◆ Exercise goal ◆
Can you edit the material below so that every "staticText" becomes "text" and nothing else changes?

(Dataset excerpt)
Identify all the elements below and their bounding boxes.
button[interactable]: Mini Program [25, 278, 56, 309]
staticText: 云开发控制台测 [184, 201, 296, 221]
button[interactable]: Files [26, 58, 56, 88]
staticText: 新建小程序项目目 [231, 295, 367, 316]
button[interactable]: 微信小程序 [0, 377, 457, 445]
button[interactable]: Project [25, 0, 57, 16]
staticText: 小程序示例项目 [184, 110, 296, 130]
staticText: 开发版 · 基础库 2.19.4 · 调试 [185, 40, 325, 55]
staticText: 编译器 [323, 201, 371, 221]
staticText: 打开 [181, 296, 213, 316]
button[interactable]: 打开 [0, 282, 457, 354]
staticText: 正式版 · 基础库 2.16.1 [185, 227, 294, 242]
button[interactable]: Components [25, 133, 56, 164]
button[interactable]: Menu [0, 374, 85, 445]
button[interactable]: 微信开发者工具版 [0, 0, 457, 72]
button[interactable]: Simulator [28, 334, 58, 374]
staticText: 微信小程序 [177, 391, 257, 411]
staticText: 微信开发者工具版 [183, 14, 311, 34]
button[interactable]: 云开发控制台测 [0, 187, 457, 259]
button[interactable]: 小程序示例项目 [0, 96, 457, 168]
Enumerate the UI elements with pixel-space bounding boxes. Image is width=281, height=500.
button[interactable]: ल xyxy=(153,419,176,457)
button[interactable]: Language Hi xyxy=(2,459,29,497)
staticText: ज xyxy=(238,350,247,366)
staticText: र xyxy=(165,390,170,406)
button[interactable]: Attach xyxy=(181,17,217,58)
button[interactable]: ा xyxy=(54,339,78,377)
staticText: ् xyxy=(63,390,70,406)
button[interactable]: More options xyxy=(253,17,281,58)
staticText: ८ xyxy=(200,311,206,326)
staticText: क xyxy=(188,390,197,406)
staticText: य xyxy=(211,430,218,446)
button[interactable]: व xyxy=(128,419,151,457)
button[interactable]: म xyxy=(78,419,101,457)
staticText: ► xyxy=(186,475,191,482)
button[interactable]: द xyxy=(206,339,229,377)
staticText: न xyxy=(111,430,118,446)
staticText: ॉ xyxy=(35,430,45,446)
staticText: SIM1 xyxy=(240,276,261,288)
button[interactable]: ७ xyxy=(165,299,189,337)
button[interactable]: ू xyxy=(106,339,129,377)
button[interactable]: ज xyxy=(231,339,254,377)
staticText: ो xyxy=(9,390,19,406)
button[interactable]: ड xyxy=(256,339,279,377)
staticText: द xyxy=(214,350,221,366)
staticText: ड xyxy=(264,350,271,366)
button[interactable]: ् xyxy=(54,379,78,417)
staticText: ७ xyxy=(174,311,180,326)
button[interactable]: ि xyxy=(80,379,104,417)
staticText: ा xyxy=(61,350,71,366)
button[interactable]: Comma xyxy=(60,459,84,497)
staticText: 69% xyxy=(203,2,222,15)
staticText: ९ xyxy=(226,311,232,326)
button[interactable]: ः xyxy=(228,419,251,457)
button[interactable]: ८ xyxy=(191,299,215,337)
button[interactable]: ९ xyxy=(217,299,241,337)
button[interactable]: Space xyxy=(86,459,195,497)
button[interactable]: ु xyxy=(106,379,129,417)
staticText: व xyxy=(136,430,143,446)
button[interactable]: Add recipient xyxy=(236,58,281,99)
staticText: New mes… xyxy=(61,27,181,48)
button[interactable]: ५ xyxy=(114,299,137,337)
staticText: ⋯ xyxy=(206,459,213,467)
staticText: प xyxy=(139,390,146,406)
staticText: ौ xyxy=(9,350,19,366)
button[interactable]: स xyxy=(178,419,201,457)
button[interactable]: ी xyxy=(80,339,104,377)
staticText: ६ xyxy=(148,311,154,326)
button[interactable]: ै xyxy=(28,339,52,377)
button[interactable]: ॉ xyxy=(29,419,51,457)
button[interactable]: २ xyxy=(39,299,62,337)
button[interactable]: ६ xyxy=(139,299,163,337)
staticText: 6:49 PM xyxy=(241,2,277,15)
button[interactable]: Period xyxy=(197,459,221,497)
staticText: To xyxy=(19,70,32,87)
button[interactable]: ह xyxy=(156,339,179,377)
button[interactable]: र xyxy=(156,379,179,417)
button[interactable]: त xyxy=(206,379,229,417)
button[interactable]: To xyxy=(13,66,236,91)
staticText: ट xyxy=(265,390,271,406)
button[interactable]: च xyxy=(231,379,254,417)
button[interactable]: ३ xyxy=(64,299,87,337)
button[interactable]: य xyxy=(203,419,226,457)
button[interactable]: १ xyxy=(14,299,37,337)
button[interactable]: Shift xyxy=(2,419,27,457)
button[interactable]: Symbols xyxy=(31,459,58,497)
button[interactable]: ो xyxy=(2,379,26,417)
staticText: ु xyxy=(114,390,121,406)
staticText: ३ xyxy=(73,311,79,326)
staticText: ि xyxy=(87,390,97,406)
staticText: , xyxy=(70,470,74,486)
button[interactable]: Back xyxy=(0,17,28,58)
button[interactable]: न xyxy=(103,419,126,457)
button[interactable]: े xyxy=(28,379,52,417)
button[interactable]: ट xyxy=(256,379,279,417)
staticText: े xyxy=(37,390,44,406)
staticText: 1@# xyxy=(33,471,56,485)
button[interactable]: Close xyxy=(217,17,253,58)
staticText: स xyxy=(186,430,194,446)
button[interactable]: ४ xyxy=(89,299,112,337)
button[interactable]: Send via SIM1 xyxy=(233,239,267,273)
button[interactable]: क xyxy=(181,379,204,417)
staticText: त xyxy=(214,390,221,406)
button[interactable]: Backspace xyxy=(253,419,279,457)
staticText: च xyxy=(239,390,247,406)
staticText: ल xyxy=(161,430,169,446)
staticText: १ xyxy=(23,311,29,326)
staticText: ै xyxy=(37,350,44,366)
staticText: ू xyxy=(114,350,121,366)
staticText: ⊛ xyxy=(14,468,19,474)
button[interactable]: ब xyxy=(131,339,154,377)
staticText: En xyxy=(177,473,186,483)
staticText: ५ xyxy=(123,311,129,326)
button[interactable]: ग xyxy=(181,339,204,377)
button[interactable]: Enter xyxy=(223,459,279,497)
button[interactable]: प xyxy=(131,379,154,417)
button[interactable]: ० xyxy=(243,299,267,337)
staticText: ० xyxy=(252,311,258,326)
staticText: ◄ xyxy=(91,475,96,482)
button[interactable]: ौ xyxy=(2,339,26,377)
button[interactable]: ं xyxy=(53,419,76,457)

◆ Correct result ◆
Identify all the elements below and their bounding boxes.
button[interactable]: Mini Program [25, 278, 56, 309]
text: 云开发控制台测 [184, 201, 296, 221]
button[interactable]: Files [26, 58, 56, 88]
text: 新建小程序项目目 [231, 295, 367, 316]
button[interactable]: 微信小程序 [0, 377, 457, 445]
button[interactable]: Project [25, 0, 57, 16]
text: 小程序示例项目 [184, 110, 296, 130]
text: 开发版 · 基础库 2.19.4 · 调试 [185, 40, 325, 55]
text: 编译器 [323, 201, 371, 221]
text: 打开 [181, 296, 213, 316]
button[interactable]: 打开 [0, 282, 457, 354]
text: 正式版 · 基础库 2.16.1 [185, 227, 294, 242]
button[interactable]: Components [25, 133, 56, 164]
button[interactable]: Menu [0, 374, 85, 445]
button[interactable]: 微信开发者工具版 [0, 0, 457, 72]
button[interactable]: Simulator [28, 334, 58, 374]
text: 微信小程序 [177, 391, 257, 411]
text: 微信开发者工具版 [183, 14, 311, 34]
button[interactable]: 云开发控制台测 [0, 187, 457, 259]
button[interactable]: 小程序示例项目 [0, 96, 457, 168]
Enumerate the UI elements with pixel-space bounding boxes. Image is width=281, height=500.
button[interactable]: ल xyxy=(153,419,176,457)
button[interactable]: Language Hi xyxy=(2,459,29,497)
text: ज xyxy=(238,350,247,366)
text: र xyxy=(165,390,170,406)
button[interactable]: Attach xyxy=(181,17,217,58)
button[interactable]: ा xyxy=(54,339,78,377)
text: ् xyxy=(63,390,70,406)
button[interactable]: More options xyxy=(253,17,281,58)
text: ८ xyxy=(200,311,206,326)
text: क xyxy=(188,390,197,406)
text: य xyxy=(211,430,218,446)
button[interactable]: व xyxy=(128,419,151,457)
button[interactable]: म xyxy=(78,419,101,457)
text: ► xyxy=(186,475,191,482)
button[interactable]: द xyxy=(206,339,229,377)
text: न xyxy=(111,430,118,446)
text: ॉ xyxy=(35,430,45,446)
text: SIM1 xyxy=(240,276,261,288)
button[interactable]: ७ xyxy=(165,299,189,337)
button[interactable]: ू xyxy=(106,339,129,377)
button[interactable]: ज xyxy=(231,339,254,377)
text: ो xyxy=(9,390,19,406)
button[interactable]: ड xyxy=(256,339,279,377)
text: द xyxy=(214,350,221,366)
text: ड xyxy=(264,350,271,366)
button[interactable]: ् xyxy=(54,379,78,417)
text: ७ xyxy=(174,311,180,326)
button[interactable]: ि xyxy=(80,379,104,417)
text: ा xyxy=(61,350,71,366)
button[interactable]: Comma xyxy=(60,459,84,497)
text: 69% xyxy=(203,2,222,15)
text: ९ xyxy=(226,311,232,326)
button[interactable]: ः xyxy=(228,419,251,457)
button[interactable]: ८ xyxy=(191,299,215,337)
button[interactable]: ९ xyxy=(217,299,241,337)
button[interactable]: Space xyxy=(86,459,195,497)
button[interactable]: ु xyxy=(106,379,129,417)
text: व xyxy=(136,430,143,446)
button[interactable]: Add recipient xyxy=(236,58,281,99)
text: New mes… xyxy=(61,27,181,48)
button[interactable]: ५ xyxy=(114,299,137,337)
text: ⋯ xyxy=(206,459,213,467)
text: प xyxy=(139,390,146,406)
text: ौ xyxy=(9,350,19,366)
button[interactable]: स xyxy=(178,419,201,457)
button[interactable]: ी xyxy=(80,339,104,377)
text: ६ xyxy=(148,311,154,326)
button[interactable]: ै xyxy=(28,339,52,377)
button[interactable]: ॉ xyxy=(29,419,51,457)
button[interactable]: २ xyxy=(39,299,62,337)
button[interactable]: ६ xyxy=(139,299,163,337)
text: 6:49 PM xyxy=(241,2,277,15)
button[interactable]: Period xyxy=(197,459,221,497)
text: To xyxy=(19,70,32,87)
button[interactable]: ह xyxy=(156,339,179,377)
button[interactable]: र xyxy=(156,379,179,417)
button[interactable]: त xyxy=(206,379,229,417)
button[interactable]: To xyxy=(13,66,236,91)
text: ट xyxy=(265,390,271,406)
button[interactable]: च xyxy=(231,379,254,417)
button[interactable]: ३ xyxy=(64,299,87,337)
button[interactable]: य xyxy=(203,419,226,457)
button[interactable]: १ xyxy=(14,299,37,337)
button[interactable]: Shift xyxy=(2,419,27,457)
button[interactable]: Symbols xyxy=(31,459,58,497)
button[interactable]: ो xyxy=(2,379,26,417)
text: ु xyxy=(114,390,121,406)
text: ३ xyxy=(73,311,79,326)
text: ि xyxy=(87,390,97,406)
text: , xyxy=(70,470,74,486)
button[interactable]: Back xyxy=(0,17,28,58)
button[interactable]: न xyxy=(103,419,126,457)
button[interactable]: े xyxy=(28,379,52,417)
button[interactable]: ट xyxy=(256,379,279,417)
text: े xyxy=(37,390,44,406)
text: 1@# xyxy=(33,471,56,485)
button[interactable]: Close xyxy=(217,17,253,58)
text: स xyxy=(186,430,194,446)
button[interactable]: ४ xyxy=(89,299,112,337)
button[interactable]: Send via SIM1 xyxy=(233,239,267,273)
button[interactable]: क xyxy=(181,379,204,417)
text: त xyxy=(214,390,221,406)
button[interactable]: Backspace xyxy=(253,419,279,457)
text: च xyxy=(239,390,247,406)
text: ल xyxy=(161,430,169,446)
text: १ xyxy=(23,311,29,326)
text: ै xyxy=(37,350,44,366)
text: ू xyxy=(114,350,121,366)
text: ⊛ xyxy=(14,468,19,474)
button[interactable]: ब xyxy=(131,339,154,377)
text: En xyxy=(177,473,186,483)
text: ५ xyxy=(123,311,129,326)
button[interactable]: ग xyxy=(181,339,204,377)
button[interactable]: Enter xyxy=(223,459,279,497)
button[interactable]: प xyxy=(131,379,154,417)
button[interactable]: ० xyxy=(243,299,267,337)
text: ० xyxy=(252,311,258,326)
text: ◄ xyxy=(91,475,96,482)
button[interactable]: ौ xyxy=(2,339,26,377)
button[interactable]: ं xyxy=(53,419,76,457)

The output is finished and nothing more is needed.